TASK OBJECTIVE
Copy out the listing that follows exactly, dropping every picture.

-- Begin --

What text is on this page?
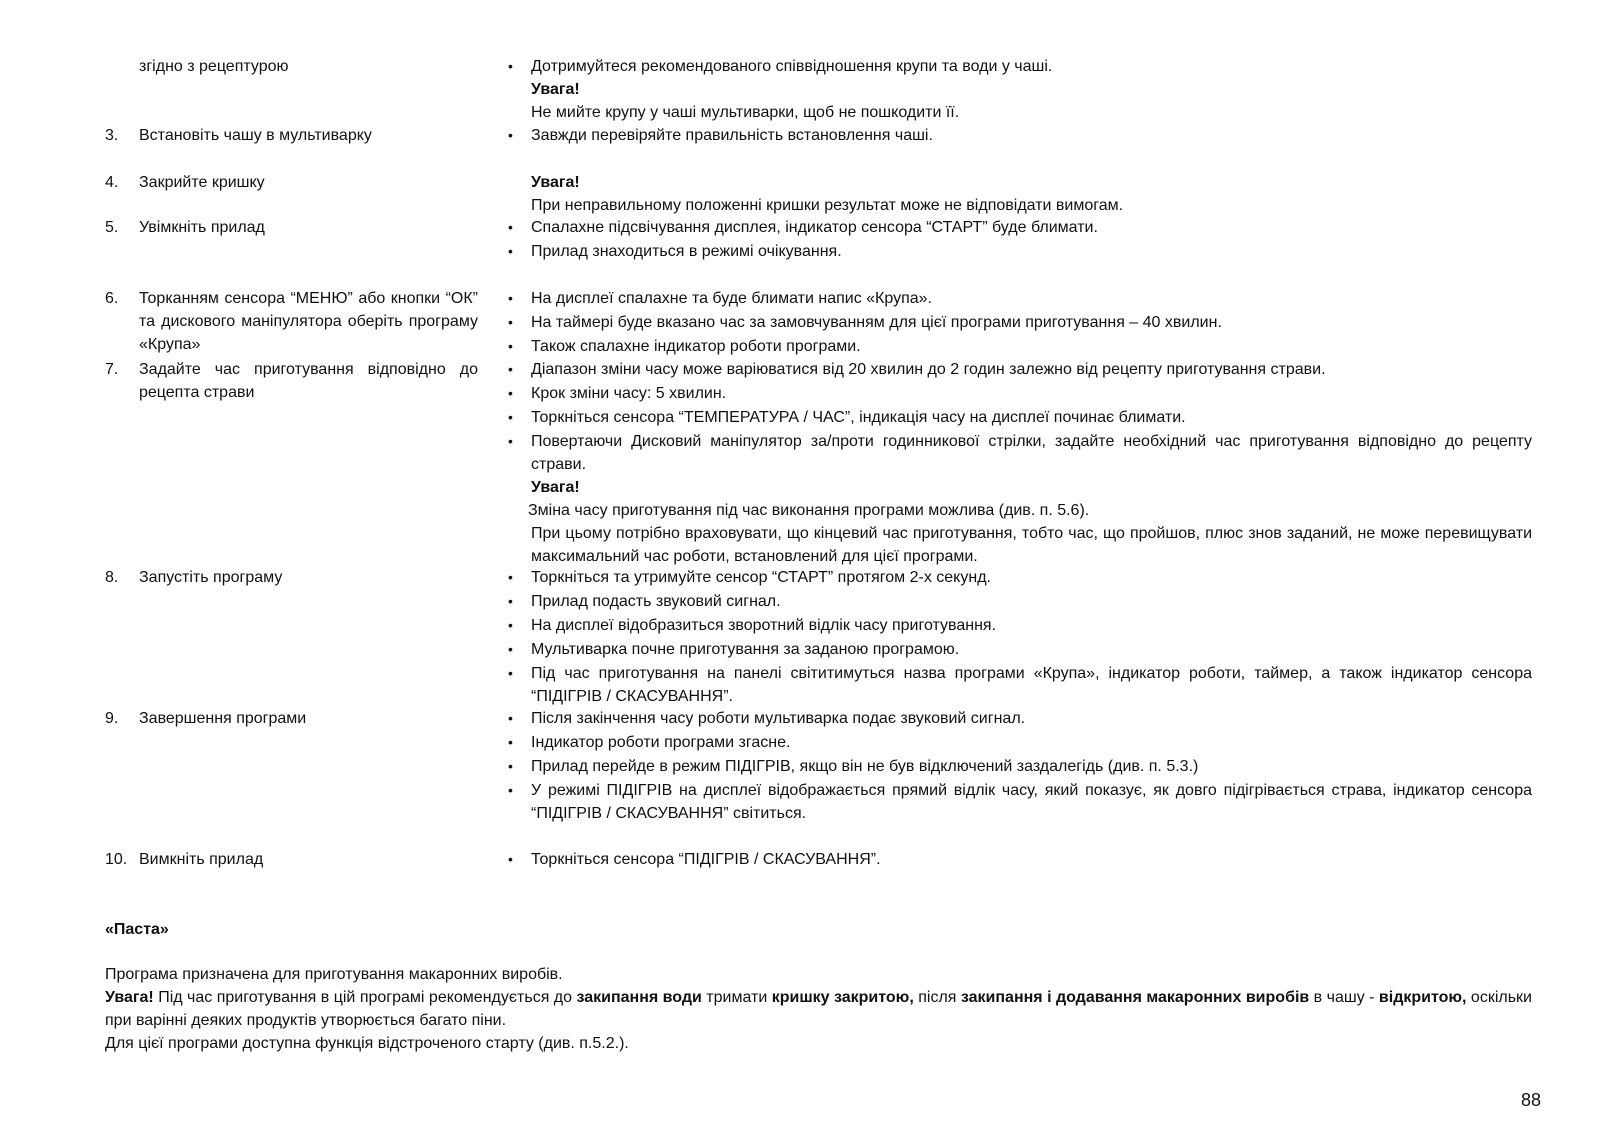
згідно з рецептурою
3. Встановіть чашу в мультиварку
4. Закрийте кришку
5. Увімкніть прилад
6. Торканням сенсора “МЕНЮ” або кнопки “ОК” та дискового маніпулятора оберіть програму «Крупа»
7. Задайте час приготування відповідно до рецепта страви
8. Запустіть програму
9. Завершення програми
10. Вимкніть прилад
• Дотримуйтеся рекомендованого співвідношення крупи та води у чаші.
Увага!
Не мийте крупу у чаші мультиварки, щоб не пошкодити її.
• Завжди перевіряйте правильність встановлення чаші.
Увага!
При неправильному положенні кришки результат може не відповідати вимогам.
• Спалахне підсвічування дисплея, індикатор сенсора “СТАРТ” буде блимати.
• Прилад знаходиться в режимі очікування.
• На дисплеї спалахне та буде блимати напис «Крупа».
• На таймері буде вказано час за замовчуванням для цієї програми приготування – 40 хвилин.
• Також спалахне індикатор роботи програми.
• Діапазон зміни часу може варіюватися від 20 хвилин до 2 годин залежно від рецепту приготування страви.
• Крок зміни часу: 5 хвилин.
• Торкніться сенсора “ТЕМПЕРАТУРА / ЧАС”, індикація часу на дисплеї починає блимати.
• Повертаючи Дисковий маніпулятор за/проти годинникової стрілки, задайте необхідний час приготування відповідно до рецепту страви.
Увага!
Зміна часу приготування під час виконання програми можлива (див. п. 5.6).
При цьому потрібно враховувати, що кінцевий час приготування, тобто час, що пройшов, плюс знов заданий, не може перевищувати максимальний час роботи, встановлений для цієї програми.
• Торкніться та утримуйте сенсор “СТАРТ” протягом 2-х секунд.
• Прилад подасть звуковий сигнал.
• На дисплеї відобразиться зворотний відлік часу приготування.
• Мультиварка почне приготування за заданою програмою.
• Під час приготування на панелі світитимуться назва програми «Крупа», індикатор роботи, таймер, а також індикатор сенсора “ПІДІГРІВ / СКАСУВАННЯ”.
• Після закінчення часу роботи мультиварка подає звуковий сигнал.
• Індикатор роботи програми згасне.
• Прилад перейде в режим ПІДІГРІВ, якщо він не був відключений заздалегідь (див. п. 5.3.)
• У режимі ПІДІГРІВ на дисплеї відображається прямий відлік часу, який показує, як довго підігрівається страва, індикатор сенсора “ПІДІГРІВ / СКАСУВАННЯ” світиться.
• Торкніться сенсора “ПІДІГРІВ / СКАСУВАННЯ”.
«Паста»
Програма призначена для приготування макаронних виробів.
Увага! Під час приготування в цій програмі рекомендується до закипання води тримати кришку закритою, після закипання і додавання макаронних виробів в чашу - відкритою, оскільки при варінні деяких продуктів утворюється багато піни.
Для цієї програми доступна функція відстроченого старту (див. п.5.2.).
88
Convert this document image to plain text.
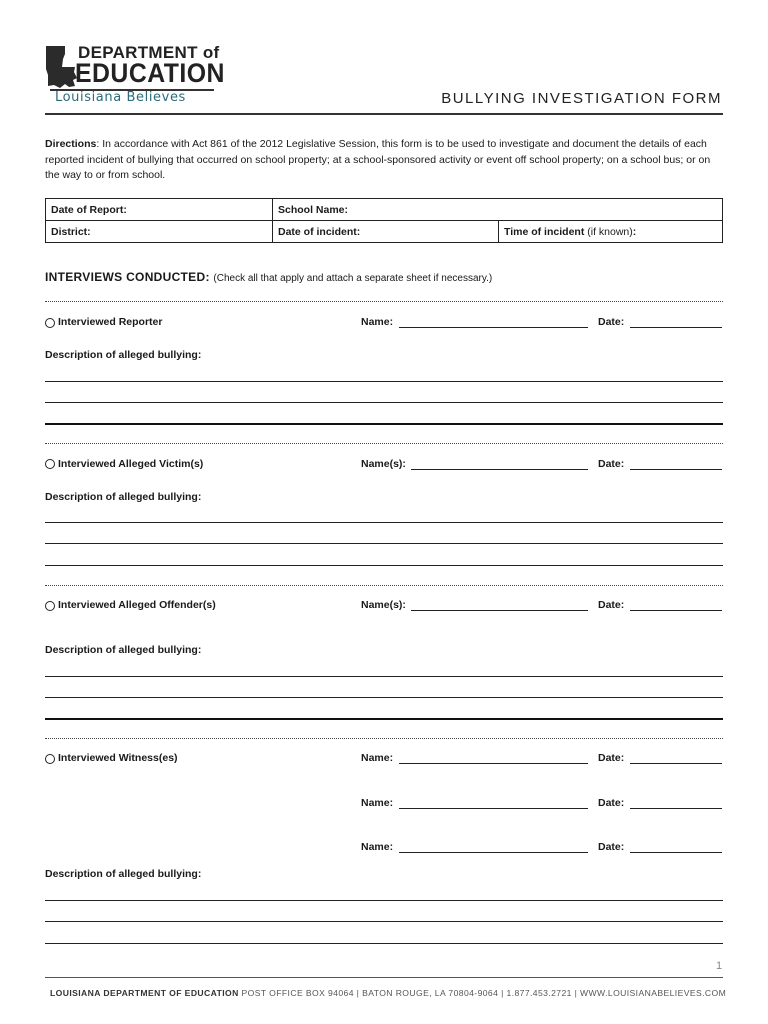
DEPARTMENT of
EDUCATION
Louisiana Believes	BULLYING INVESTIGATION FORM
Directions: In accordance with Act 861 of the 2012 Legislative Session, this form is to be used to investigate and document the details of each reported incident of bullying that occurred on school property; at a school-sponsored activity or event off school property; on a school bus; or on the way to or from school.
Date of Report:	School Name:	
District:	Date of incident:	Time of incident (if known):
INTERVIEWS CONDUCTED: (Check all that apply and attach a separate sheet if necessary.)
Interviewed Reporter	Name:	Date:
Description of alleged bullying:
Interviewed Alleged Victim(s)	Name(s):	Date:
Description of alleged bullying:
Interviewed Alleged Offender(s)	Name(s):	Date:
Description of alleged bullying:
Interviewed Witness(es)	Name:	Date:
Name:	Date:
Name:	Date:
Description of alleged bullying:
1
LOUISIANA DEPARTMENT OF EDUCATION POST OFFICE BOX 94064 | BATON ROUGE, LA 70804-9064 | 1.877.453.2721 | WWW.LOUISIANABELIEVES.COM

-- End --

THE RESULT
What text is on this page?
згідно з рецептурою
3. Встановіть чашу в мультиварку
4. Закрийте кришку
5. Увімкніть прилад
6. Торканням сенсора “МЕНЮ” або кнопки “ОК” та дискового маніпулятора оберіть програму «Крупа»
7. Задайте час приготування відповідно до рецепта страви
8. Запустіть програму
9. Завершення програми
10. Вимкніть прилад
• Дотримуйтеся рекомендованого співвідношення крупи та води у чаші.
Увага!
Не мийте крупу у чаші мультиварки, щоб не пошкодити її.
• Завжди перевіряйте правильність встановлення чаші.
Увага!
При неправильному положенні кришки результат може не відповідати вимогам.
• Спалахне підсвічування дисплея, індикатор сенсора “СТАРТ” буде блимати.
• Прилад знаходиться в режимі очікування.
• На дисплеї спалахне та буде блимати напис «Крупа».
• На таймері буде вказано час за замовчуванням для цієї програми приготування – 40 хвилин.
• Також спалахне індикатор роботи програми.
• Діапазон зміни часу може варіюватися від 20 хвилин до 2 годин залежно від рецепту приготування страви.
• Крок зміни часу: 5 хвилин.
• Торкніться сенсора “ТЕМПЕРАТУРА / ЧАС”, індикація часу на дисплеї починає блимати.
• Повертаючи Дисковий маніпулятор за/проти годинникової стрілки, задайте необхідний час приготування відповідно до рецепту страви.
Увага!
Зміна часу приготування під час виконання програми можлива (див. п. 5.6).
При цьому потрібно враховувати, що кінцевий час приготування, тобто час, що пройшов, плюс знов заданий, не може перевищувати максимальний час роботи, встановлений для цієї програми.
• Торкніться та утримуйте сенсор “СТАРТ” протягом 2-х секунд.
• Прилад подасть звуковий сигнал.
• На дисплеї відобразиться зворотний відлік часу приготування.
• Мультиварка почне приготування за заданою програмою.
• Під час приготування на панелі світитимуться назва програми «Крупа», індикатор роботи, таймер, а також індикатор сенсора “ПІДІГРІВ / СКАСУВАННЯ”.
• Після закінчення часу роботи мультиварка подає звуковий сигнал.
• Індикатор роботи програми згасне.
• Прилад перейде в режим ПІДІГРІВ, якщо він не був відключений заздалегідь (див. п. 5.3.)
• У режимі ПІДІГРІВ на дисплеї відображається прямий відлік часу, який показує, як довго підігрівається страва, індикатор сенсора “ПІДІГРІВ / СКАСУВАННЯ” світиться.
• Торкніться сенсора “ПІДІГРІВ / СКАСУВАННЯ”.
«Паста»
Програма призначена для приготування макаронних виробів.
Увага! Під час приготування в цій програмі рекомендується до закипання води тримати кришку закритою, після закипання і додавання макаронних виробів в чашу - відкритою, оскільки при варінні деяких продуктів утворюється багато піни.
Для цієї програми доступна функція відстроченого старту (див. п.5.2.).
88
Convert this document image to plain text.
DEPARTMENT of
EDUCATION
Louisiana Believes	BULLYING INVESTIGATION FORM
Directions: In accordance with Act 861 of the 2012 Legislative Session, this form is to be used to investigate and document the details of each reported incident of bullying that occurred on school property; at a school-sponsored activity or event off school property; on a school bus; or on the way to or from school.
Date of Report:	School Name:	
District:	Date of incident:	Time of incident (if known):
INTERVIEWS CONDUCTED: (Check all that apply and attach a separate sheet if necessary.)
Interviewed Reporter	Name:	Date:
Description of alleged bullying:
Interviewed Alleged Victim(s)	Name(s):	Date:
Description of alleged bullying:
Interviewed Alleged Offender(s)	Name(s):	Date:
Description of alleged bullying:
Interviewed Witness(es)	Name:	Date:
Name:	Date:
Name:	Date:
Description of alleged bullying:
1
LOUISIANA DEPARTMENT OF EDUCATION POST OFFICE BOX 94064 | BATON ROUGE, LA 70804-9064 | 1.877.453.2721 | WWW.LOUISIANABELIEVES.COM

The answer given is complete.